Requirement ::
Repeat the entire listing exactly as written.

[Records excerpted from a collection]
-- -- --

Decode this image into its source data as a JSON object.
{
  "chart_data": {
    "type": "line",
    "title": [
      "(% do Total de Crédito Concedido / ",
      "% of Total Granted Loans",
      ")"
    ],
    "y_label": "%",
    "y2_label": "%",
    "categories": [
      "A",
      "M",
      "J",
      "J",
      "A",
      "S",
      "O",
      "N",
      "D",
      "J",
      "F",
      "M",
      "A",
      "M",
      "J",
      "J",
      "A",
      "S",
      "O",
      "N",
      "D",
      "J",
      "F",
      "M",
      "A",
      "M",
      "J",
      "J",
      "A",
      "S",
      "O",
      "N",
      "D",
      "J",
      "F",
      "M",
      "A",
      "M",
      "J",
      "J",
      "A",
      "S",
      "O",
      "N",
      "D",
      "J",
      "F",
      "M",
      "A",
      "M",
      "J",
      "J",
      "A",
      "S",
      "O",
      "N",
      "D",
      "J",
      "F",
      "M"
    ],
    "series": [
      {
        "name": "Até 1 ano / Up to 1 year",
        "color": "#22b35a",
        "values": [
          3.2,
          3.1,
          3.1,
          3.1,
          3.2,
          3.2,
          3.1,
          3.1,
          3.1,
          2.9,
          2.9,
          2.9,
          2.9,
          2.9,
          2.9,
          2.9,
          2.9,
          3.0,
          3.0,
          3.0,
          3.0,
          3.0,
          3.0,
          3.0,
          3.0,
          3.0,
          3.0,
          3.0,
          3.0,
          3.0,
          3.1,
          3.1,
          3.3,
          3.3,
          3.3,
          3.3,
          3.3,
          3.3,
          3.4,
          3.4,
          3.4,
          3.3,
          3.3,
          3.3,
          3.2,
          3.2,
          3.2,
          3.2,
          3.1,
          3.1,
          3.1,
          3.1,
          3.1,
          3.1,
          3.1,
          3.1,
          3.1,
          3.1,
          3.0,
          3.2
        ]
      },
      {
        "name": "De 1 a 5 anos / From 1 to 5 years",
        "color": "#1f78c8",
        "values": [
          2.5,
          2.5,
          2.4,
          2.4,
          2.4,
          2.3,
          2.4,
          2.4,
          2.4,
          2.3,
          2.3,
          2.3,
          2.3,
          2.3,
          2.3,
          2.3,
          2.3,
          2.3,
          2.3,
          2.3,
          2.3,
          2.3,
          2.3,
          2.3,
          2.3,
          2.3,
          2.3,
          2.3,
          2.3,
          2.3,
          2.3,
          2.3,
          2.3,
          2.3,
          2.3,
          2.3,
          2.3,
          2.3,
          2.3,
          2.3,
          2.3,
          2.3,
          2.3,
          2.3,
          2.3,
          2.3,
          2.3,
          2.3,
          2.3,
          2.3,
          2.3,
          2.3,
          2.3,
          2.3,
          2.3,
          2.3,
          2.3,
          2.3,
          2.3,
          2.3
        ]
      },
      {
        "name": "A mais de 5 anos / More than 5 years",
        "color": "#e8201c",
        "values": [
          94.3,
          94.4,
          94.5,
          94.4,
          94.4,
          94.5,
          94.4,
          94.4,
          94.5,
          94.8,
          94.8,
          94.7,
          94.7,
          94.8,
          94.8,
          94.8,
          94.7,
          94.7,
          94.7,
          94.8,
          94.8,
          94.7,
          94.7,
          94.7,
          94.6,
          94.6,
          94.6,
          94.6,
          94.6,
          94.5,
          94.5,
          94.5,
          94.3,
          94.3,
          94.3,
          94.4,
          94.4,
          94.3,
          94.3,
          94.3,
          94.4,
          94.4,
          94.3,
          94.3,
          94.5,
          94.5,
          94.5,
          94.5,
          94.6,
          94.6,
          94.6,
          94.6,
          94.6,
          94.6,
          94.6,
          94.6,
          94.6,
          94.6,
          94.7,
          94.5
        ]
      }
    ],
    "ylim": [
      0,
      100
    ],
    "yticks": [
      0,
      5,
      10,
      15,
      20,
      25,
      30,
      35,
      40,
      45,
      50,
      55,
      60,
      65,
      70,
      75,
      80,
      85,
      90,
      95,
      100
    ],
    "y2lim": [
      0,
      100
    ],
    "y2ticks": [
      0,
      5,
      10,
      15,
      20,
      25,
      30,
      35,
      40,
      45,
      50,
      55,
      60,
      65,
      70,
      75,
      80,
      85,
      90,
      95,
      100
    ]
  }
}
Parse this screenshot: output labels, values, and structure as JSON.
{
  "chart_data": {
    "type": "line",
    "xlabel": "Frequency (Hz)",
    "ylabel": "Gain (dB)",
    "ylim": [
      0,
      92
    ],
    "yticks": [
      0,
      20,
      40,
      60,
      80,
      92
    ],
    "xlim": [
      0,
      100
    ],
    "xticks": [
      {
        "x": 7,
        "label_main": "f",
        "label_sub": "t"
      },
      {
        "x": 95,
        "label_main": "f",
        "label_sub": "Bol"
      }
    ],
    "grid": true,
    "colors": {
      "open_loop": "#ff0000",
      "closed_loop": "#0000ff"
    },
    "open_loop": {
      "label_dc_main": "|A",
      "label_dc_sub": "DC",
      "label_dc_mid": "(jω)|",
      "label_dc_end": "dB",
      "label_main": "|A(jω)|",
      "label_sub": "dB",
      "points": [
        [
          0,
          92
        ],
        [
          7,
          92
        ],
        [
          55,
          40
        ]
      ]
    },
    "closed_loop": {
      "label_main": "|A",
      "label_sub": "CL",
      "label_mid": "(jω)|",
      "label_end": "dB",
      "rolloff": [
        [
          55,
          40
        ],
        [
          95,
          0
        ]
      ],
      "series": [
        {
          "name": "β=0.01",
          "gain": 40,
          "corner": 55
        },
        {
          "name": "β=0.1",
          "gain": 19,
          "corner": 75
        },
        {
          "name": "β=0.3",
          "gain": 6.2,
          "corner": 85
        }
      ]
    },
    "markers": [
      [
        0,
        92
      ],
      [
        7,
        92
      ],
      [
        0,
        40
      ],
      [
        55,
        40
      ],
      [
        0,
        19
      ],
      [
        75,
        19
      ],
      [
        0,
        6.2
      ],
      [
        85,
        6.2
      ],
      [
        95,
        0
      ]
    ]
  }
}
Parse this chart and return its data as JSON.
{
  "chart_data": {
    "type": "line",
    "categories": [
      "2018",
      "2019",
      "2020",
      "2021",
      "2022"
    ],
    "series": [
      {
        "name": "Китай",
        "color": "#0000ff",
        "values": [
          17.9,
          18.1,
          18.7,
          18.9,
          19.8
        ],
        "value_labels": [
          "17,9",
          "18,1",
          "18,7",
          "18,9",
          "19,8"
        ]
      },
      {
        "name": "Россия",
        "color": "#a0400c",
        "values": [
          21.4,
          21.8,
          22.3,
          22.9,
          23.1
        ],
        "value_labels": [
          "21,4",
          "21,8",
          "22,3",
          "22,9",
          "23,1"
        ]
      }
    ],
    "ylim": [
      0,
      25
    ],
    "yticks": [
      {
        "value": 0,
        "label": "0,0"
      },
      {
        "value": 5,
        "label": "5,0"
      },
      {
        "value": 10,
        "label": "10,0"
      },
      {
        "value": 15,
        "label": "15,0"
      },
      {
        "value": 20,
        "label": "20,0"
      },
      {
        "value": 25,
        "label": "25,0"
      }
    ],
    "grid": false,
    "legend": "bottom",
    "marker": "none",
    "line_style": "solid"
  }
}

-- -- --

The result ::
Decode this image into its source data as a JSON object.
{
  "chart_data": {
    "type": "line",
    "title": [
      "(% do Total de Crédito Concedido / ",
      "% of Total Granted Loans",
      ")"
    ],
    "y_label": "%",
    "y2_label": "%",
    "categories": [
      "A",
      "M",
      "J",
      "J",
      "A",
      "S",
      "O",
      "N",
      "D",
      "J",
      "F",
      "M",
      "A",
      "M",
      "J",
      "J",
      "A",
      "S",
      "O",
      "N",
      "D",
      "J",
      "F",
      "M",
      "A",
      "M",
      "J",
      "J",
      "A",
      "S",
      "O",
      "N",
      "D",
      "J",
      "F",
      "M",
      "A",
      "M",
      "J",
      "J",
      "A",
      "S",
      "O",
      "N",
      "D",
      "J",
      "F",
      "M",
      "A",
      "M",
      "J",
      "J",
      "A",
      "S",
      "O",
      "N",
      "D",
      "J",
      "F",
      "M"
    ],
    "series": [
      {
        "name": "Até 1 ano / Up to 1 year",
        "color": "#22b35a",
        "values": [
          3.2,
          3.1,
          3.1,
          3.1,
          3.2,
          3.2,
          3.1,
          3.1,
          3.1,
          2.9,
          2.9,
          2.9,
          2.9,
          2.9,
          2.9,
          2.9,
          2.9,
          3.0,
          3.0,
          3.0,
          3.0,
          3.0,
          3.0,
          3.0,
          3.0,
          3.0,
          3.0,
          3.0,
          3.0,
          3.0,
          3.1,
          3.1,
          3.3,
          3.3,
          3.3,
          3.3,
          3.3,
          3.3,
          3.4,
          3.4,
          3.4,
          3.3,
          3.3,
          3.3,
          3.2,
          3.2,
          3.2,
          3.2,
          3.1,
          3.1,
          3.1,
          3.1,
          3.1,
          3.1,
          3.1,
          3.1,
          3.1,
          3.1,
          3.0,
          3.2
        ]
      },
      {
        "name": "De 1 a 5 anos / From 1 to 5 years",
        "color": "#1f78c8",
        "values": [
          2.5,
          2.5,
          2.4,
          2.4,
          2.4,
          2.3,
          2.4,
          2.4,
          2.4,
          2.3,
          2.3,
          2.3,
          2.3,
          2.3,
          2.3,
          2.3,
          2.3,
          2.3,
          2.3,
          2.3,
          2.3,
          2.3,
          2.3,
          2.3,
          2.3,
          2.3,
          2.3,
          2.3,
          2.3,
          2.3,
          2.3,
          2.3,
          2.3,
          2.3,
          2.3,
          2.3,
          2.3,
          2.3,
          2.3,
          2.3,
          2.3,
          2.3,
          2.3,
          2.3,
          2.3,
          2.3,
          2.3,
          2.3,
          2.3,
          2.3,
          2.3,
          2.3,
          2.3,
          2.3,
          2.3,
          2.3,
          2.3,
          2.3,
          2.3,
          2.3
        ]
      },
      {
        "name": "A mais de 5 anos / More than 5 years",
        "color": "#e8201c",
        "values": [
          94.3,
          94.4,
          94.5,
          94.4,
          94.4,
          94.5,
          94.4,
          94.4,
          94.5,
          94.8,
          94.8,
          94.7,
          94.7,
          94.8,
          94.8,
          94.8,
          94.7,
          94.7,
          94.7,
          94.8,
          94.8,
          94.7,
          94.7,
          94.7,
          94.6,
          94.6,
          94.6,
          94.6,
          94.6,
          94.5,
          94.5,
          94.5,
          94.3,
          94.3,
          94.3,
          94.4,
          94.4,
          94.3,
          94.3,
          94.3,
          94.4,
          94.4,
          94.3,
          94.3,
          94.5,
          94.5,
          94.5,
          94.5,
          94.6,
          94.6,
          94.6,
          94.6,
          94.6,
          94.6,
          94.6,
          94.6,
          94.6,
          94.6,
          94.7,
          94.5
        ]
      }
    ],
    "ylim": [
      0,
      100
    ],
    "yticks": [
      0,
      5,
      10,
      15,
      20,
      25,
      30,
      35,
      40,
      45,
      50,
      55,
      60,
      65,
      70,
      75,
      80,
      85,
      90,
      95,
      100
    ],
    "y2lim": [
      0,
      100
    ],
    "y2ticks": [
      0,
      5,
      10,
      15,
      20,
      25,
      30,
      35,
      40,
      45,
      50,
      55,
      60,
      65,
      70,
      75,
      80,
      85,
      90,
      95,
      100
    ]
  }
}
Parse this screenshot: output labels, values, and structure as JSON.
{
  "chart_data": {
    "type": "line",
    "xlabel": "Frequency (Hz)",
    "ylabel": "Gain (dB)",
    "ylim": [
      0,
      92
    ],
    "yticks": [
      0,
      20,
      40,
      60,
      80,
      92
    ],
    "xlim": [
      0,
      100
    ],
    "xticks": [
      {
        "x": 7,
        "label_main": "f",
        "label_sub": "t"
      },
      {
        "x": 95,
        "label_main": "f",
        "label_sub": "Bol"
      }
    ],
    "grid": true,
    "colors": {
      "open_loop": "#ff0000",
      "closed_loop": "#0000ff"
    },
    "open_loop": {
      "label_dc_main": "|A",
      "label_dc_sub": "DC",
      "label_dc_mid": "(jω)|",
      "label_dc_end": "dB",
      "label_main": "|A(jω)|",
      "label_sub": "dB",
      "points": [
        [
          0,
          92
        ],
        [
          7,
          92
        ],
        [
          55,
          40
        ]
      ]
    },
    "closed_loop": {
      "label_main": "|A",
      "label_sub": "CL",
      "label_mid": "(jω)|",
      "label_end": "dB",
      "rolloff": [
        [
          55,
          40
        ],
        [
          95,
          0
        ]
      ],
      "series": [
        {
          "name": "β=0.01",
          "gain": 40,
          "corner": 55
        },
        {
          "name": "β=0.1",
          "gain": 19,
          "corner": 75
        },
        {
          "name": "β=0.3",
          "gain": 6.2,
          "corner": 85
        }
      ]
    },
    "markers": [
      [
        0,
        92
      ],
      [
        7,
        92
      ],
      [
        0,
        40
      ],
      [
        55,
        40
      ],
      [
        0,
        19
      ],
      [
        75,
        19
      ],
      [
        0,
        6.2
      ],
      [
        85,
        6.2
      ],
      [
        95,
        0
      ]
    ]
  }
}
Parse this chart and return its data as JSON.
{
  "chart_data": {
    "type": "line",
    "categories": [
      "2018",
      "2019",
      "2020",
      "2021",
      "2022"
    ],
    "series": [
      {
        "name": "Китай",
        "color": "#0000ff",
        "values": [
          17.9,
          18.1,
          18.7,
          18.9,
          19.8
        ],
        "value_labels": [
          "17,9",
          "18,1",
          "18,7",
          "18,9",
          "19,8"
        ]
      },
      {
        "name": "Россия",
        "color": "#a0400c",
        "values": [
          21.4,
          21.8,
          22.3,
          22.9,
          23.1
        ],
        "value_labels": [
          "21,4",
          "21,8",
          "22,3",
          "22,9",
          "23,1"
        ]
      }
    ],
    "ylim": [
      0,
      25
    ],
    "yticks": [
      {
        "value": 0,
        "label": "0,0"
      },
      {
        "value": 5,
        "label": "5,0"
      },
      {
        "value": 10,
        "label": "10,0"
      },
      {
        "value": 15,
        "label": "15,0"
      },
      {
        "value": 20,
        "label": "20,0"
      },
      {
        "value": 25,
        "label": "25,0"
      }
    ],
    "grid": false,
    "legend": "bottom",
    "marker": "none",
    "line_style": "solid"
  }
}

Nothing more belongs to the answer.